[start of Data]
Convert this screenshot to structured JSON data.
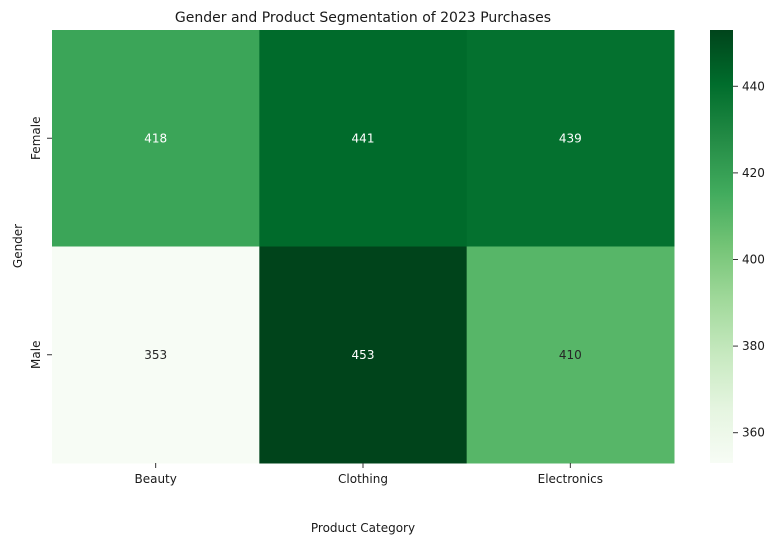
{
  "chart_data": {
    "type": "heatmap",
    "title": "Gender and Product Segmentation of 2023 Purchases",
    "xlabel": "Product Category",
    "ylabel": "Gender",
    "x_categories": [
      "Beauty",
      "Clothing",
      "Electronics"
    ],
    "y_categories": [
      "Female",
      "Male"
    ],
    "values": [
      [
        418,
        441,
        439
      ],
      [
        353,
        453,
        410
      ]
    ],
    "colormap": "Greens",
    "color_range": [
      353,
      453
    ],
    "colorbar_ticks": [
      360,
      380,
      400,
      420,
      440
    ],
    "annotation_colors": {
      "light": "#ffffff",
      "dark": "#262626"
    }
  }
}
[end of Data]
[start of Data]
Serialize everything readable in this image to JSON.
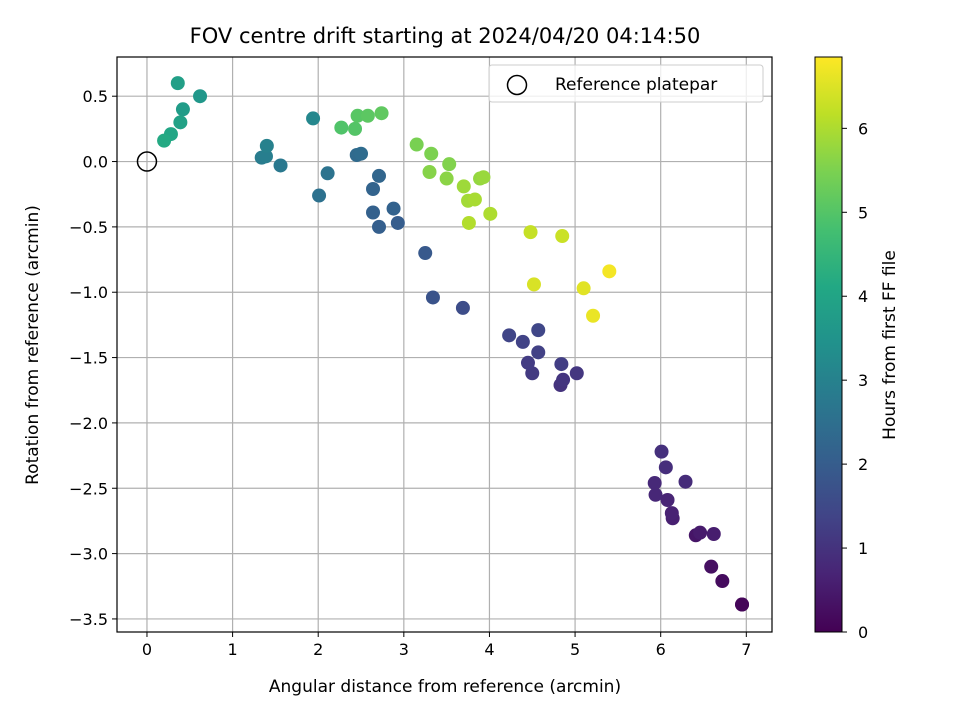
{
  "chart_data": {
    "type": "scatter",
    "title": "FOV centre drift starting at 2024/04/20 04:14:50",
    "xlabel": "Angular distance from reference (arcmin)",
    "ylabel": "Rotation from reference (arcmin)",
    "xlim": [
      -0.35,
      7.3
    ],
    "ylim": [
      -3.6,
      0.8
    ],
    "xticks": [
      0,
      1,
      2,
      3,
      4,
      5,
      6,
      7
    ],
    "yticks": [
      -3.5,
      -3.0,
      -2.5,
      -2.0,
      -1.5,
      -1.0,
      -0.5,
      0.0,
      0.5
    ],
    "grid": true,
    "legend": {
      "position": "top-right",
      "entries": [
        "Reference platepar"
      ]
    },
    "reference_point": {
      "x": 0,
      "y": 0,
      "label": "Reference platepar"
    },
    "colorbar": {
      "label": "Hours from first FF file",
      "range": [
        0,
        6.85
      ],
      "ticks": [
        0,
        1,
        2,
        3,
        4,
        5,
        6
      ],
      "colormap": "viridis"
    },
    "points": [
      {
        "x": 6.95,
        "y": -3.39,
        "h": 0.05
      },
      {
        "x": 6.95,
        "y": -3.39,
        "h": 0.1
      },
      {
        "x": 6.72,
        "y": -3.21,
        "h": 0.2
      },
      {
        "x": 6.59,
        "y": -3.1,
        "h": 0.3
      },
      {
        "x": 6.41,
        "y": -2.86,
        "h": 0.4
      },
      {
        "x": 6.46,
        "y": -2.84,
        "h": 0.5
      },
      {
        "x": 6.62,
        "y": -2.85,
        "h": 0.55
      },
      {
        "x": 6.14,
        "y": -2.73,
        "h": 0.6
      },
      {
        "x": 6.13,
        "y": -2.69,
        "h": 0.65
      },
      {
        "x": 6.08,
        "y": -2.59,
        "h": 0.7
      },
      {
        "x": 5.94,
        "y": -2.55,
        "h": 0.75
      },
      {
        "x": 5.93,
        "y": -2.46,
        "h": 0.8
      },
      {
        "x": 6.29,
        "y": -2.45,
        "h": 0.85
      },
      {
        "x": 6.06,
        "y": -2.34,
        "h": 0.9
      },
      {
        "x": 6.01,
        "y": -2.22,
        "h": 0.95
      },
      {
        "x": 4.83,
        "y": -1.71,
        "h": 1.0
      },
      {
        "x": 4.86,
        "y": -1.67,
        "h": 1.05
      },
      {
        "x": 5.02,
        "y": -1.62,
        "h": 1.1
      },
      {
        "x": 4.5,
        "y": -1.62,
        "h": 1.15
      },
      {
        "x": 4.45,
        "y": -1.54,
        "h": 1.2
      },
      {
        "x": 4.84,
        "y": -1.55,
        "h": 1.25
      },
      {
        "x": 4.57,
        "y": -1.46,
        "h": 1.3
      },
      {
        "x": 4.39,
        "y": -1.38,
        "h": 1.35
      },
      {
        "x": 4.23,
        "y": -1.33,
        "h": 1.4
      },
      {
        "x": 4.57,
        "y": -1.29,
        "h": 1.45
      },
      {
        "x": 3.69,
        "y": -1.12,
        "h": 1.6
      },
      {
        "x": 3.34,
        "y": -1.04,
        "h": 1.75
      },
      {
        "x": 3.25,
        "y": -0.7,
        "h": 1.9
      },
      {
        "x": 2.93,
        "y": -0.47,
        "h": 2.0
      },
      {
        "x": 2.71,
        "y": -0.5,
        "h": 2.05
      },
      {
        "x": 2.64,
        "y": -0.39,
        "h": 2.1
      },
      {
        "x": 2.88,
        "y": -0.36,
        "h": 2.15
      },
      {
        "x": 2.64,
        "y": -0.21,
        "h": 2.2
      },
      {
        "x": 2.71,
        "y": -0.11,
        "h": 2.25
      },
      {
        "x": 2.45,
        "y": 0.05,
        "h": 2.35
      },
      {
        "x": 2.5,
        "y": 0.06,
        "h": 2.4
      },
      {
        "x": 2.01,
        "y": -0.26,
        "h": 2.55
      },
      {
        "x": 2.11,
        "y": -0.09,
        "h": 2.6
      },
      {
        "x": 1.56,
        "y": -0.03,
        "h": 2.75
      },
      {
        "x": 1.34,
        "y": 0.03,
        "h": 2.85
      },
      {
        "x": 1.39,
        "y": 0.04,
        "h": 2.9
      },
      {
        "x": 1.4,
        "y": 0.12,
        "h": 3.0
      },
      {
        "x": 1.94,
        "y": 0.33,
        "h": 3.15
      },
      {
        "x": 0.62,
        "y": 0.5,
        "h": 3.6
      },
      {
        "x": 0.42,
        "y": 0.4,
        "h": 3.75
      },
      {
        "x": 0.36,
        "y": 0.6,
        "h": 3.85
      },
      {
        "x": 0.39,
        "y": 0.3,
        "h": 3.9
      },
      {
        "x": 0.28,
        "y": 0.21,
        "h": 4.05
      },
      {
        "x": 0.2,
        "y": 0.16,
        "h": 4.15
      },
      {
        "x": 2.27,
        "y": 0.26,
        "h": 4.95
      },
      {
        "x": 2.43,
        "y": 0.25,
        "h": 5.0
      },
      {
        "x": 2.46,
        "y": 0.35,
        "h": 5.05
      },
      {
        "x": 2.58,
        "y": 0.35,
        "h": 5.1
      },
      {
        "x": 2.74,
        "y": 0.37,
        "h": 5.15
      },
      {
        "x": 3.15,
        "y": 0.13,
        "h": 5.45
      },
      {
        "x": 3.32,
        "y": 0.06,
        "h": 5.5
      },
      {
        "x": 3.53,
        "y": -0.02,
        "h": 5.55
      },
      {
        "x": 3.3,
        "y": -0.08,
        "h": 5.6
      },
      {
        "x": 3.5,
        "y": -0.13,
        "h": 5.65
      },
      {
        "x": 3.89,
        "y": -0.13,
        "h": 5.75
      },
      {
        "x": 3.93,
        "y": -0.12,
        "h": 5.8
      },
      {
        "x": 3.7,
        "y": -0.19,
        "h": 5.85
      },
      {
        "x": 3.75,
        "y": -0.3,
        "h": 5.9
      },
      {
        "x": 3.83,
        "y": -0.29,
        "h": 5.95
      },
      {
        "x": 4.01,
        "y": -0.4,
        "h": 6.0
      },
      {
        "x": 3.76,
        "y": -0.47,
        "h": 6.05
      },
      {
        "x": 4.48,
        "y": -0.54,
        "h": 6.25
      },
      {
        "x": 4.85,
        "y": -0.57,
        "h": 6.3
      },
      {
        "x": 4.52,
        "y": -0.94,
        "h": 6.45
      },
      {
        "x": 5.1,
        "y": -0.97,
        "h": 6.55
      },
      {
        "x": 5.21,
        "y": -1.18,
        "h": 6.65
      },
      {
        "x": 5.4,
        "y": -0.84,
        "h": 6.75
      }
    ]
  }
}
[end of Data]
__Task statement__:
Pull out every line of the entries that includes the word "Gender".

__Answer below__:
    "title": "Gender and Product Segmentation of 2023 Purchases",
    "ylabel": "Gender",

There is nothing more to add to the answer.